> _EXTRACT_
* * *

Japanese does not have a word for “have”.  Neither does Korean.

In Malay, the word for “is” is “ada”.

But “ada” can be used to mean “have” as well, as you can see from the examples below.

In the following examples, “saya” means “mine/my” (the meanings of the other Malay words are obvious).

Malay: Guru saya ada motokar baru.   (translation:  My teacher has a new car)

Malay: Bapa saya ada di rumah.      (translation:  My father is in the house)

Mandarin Chinese is an exception to this pattern.  It has a verb meaning “have”.  It is 有 (yǒu).  有 (yǒu) can also mean “to exist”, but the word commonly used for “is” is different.  It is 是 (shì) meaning “to be”.

So, a good number of widely spoken languages in South Asia don’t use a possessive verb.

But this does not mean that these Asian languages lack a mechanism to express possession.

It only means that the expression of possession and ownership uses alternative mechanisms such as idiomatic expressions (“is near” in the case of Indic languages) and context (word order and semantics in the case of Malay) in large parts of South and South-East Asia.

Expressing Possession in European Languages

In Europe, the possessive verb seems to be the preferred tool to denote possession.

We’ve already encountered the verb “have” in English, and we know that it is distinct from the verb “is”.

Below are examples from a few other European languages:


I am = Je suis

I have = J’ai


I am = Jestem

I have = mam

Modern Greek:

I am = Είμαι (Eímai)

I have = έχω (écho̱)


I am = sum

I have = habeo

Expressing Possession in Sanskrit

Sanskrit, unlike ancient Greek and Latin does not have a possessive verb.

I asked a Sanskrit scholar if possessive verbs like “have” appear anywhere in the Vedas.

He answered in the negative.

There is no evidence for the existence of possessive verbs in Vedic Sanskrit.

Some Interpretations and Flights of Fantasy

Some economists surmise that early human societies (hunter-gatherer societies) did not know the concept of ownership.

In early human societies, food from a hunt was shared, because it could not be hoarded (there was only so much food that one could eat, and what was not eaten would spoil).

So, early languages would not have had a verb like “have”.

The most important conversations in those languages would have been sort of like:

Person 1:  “Is there food?

Person 2:  “Nope.  There is no food today.

Another type of conversation that would have been critical to self-preservation would have gone like this:

Person 1:  “There is a tiger behind you!  Run!

Person 2:  “There is an antelope to your right!”

In societies centered around herding, the herds could have been common property.

Daily conversations would have gone:

Person 1:  “How many cows are there?

Person 2:  “There are 200 cows.

Sentences like “I have thirty cows” weren’t yet needed.

Economists surmise that it was farming that gave rise to concepts like ownership and property.

Farming for the first time allowed people to have a surplus of food.

* * *

Entries drawn from a collection:
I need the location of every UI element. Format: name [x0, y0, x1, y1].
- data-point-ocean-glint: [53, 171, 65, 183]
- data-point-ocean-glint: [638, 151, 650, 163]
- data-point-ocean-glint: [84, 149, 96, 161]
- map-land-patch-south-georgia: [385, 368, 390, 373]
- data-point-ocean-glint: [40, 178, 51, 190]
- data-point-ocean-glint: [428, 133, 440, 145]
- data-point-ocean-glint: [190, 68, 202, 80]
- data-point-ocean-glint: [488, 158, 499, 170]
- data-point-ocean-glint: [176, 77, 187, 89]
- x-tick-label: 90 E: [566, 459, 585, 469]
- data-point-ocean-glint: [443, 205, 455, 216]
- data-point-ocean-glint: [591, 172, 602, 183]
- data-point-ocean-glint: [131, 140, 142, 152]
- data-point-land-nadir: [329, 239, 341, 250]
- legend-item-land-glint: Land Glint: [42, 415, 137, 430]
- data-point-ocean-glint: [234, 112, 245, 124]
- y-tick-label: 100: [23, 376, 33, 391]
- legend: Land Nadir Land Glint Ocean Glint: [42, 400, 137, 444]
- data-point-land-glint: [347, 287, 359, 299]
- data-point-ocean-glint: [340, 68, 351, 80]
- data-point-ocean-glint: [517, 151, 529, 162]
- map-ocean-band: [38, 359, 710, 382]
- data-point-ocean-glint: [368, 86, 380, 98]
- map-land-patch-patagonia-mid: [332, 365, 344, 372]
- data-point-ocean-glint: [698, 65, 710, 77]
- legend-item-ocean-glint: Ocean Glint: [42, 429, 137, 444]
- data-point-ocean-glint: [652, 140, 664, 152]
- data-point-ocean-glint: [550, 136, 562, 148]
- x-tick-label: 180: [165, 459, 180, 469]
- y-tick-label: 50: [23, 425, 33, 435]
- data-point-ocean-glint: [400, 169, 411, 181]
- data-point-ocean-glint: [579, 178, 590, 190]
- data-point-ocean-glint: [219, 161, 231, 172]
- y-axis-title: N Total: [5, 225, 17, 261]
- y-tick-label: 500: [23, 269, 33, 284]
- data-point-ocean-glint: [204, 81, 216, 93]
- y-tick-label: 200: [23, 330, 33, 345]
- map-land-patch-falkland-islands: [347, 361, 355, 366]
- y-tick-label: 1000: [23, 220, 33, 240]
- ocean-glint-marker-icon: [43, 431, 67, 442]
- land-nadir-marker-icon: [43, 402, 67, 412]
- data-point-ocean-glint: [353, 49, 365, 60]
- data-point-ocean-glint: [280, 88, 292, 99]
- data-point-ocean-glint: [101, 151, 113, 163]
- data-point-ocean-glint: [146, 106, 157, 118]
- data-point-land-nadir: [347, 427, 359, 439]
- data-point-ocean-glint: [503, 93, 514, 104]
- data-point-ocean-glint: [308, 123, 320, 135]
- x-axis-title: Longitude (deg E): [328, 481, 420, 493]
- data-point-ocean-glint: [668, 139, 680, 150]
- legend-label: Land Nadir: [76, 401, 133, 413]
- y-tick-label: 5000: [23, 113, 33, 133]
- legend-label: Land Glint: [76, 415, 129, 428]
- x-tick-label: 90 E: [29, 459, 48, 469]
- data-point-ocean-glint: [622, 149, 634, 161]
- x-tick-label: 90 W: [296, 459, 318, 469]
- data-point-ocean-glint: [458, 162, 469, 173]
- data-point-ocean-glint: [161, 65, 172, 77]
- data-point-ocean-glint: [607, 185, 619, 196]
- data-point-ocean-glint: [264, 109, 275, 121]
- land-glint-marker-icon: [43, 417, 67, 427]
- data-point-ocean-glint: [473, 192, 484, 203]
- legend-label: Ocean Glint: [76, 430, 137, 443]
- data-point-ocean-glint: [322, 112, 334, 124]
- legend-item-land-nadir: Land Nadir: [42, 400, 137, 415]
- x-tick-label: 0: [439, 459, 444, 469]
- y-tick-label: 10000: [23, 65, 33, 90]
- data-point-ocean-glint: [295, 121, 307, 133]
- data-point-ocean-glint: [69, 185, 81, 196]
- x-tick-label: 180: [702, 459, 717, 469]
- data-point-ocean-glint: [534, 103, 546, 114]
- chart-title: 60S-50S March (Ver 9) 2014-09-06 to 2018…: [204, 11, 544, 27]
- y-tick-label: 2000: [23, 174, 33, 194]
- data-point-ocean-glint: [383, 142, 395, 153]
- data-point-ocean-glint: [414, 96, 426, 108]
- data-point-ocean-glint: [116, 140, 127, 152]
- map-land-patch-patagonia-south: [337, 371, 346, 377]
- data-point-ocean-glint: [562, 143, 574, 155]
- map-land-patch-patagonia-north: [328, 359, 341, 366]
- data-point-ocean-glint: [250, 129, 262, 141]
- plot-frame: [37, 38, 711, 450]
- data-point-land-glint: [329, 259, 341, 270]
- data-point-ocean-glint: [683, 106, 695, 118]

* * *

> _WHAT TO WORK ON_
Which forms does the text on expressing possession give for "I have" in its examples from European languages?

> _FINISHED EXERCISE_
J'ai, mam, έχω (écho̱), habeo